**INFORMATION SUPPLIED:**
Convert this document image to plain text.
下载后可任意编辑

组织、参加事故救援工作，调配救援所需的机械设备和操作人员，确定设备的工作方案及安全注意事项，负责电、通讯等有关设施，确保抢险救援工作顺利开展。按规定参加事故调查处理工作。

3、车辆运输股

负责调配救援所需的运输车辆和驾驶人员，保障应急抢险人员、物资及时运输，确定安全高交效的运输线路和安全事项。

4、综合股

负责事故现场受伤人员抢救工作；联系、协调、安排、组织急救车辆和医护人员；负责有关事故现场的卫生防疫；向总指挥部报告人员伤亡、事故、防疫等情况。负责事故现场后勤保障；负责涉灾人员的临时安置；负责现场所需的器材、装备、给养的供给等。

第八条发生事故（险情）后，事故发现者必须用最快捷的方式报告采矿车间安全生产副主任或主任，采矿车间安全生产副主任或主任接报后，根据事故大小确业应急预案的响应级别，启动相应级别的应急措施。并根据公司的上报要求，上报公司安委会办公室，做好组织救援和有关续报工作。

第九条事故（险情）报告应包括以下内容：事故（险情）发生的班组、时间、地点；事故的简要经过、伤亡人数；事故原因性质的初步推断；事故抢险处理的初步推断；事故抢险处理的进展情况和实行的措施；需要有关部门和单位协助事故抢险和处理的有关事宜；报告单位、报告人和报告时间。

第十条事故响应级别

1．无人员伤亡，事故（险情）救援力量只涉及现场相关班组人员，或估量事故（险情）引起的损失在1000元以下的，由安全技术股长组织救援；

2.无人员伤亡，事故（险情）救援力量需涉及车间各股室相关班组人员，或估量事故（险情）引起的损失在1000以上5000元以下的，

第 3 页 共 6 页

**PROBLEM:** Return the lines above exactly, keeping every word.

**SOLUTION TO THIS EXERCISE:**
Convert this document image to plain text.
下载后可任意编辑

组织、参加事故救援工作，调配救援所需的机械设备和操作人员，确定设备的工作方案及安全注意事项，负责电、通讯等有关设施，确保抢险救援工作顺利开展。按规定参加事故调查处理工作。

3、车辆运输股

负责调配救援所需的运输车辆和驾驶人员，保障应急抢险人员、物资及时运输，确定安全高交效的运输线路和安全事项。

4、综合股

负责事故现场受伤人员抢救工作；联系、协调、安排、组织急救车辆和医护人员；负责有关事故现场的卫生防疫；向总指挥部报告人员伤亡、事故、防疫等情况。负责事故现场后勤保障；负责涉灾人员的临时安置；负责现场所需的器材、装备、给养的供给等。

第八条发生事故（险情）后，事故发现者必须用最快捷的方式报告采矿车间安全生产副主任或主任，采矿车间安全生产副主任或主任接报后，根据事故大小确业应急预案的响应级别，启动相应级别的应急措施。并根据公司的上报要求，上报公司安委会办公室，做好组织救援和有关续报工作。

第九条事故（险情）报告应包括以下内容：事故（险情）发生的班组、时间、地点；事故的简要经过、伤亡人数；事故原因性质的初步推断；事故抢险处理的初步推断；事故抢险处理的进展情况和实行的措施；需要有关部门和单位协助事故抢险和处理的有关事宜；报告单位、报告人和报告时间。

第十条事故响应级别

1．无人员伤亡，事故（险情）救援力量只涉及现场相关班组人员，或估量事故（险情）引起的损失在1000元以下的，由安全技术股长组织救援；

2.无人员伤亡，事故（险情）救援力量需涉及车间各股室相关班组人员，或估量事故（险情）引起的损失在1000以上5000元以下的，

第 3 页 共 6 页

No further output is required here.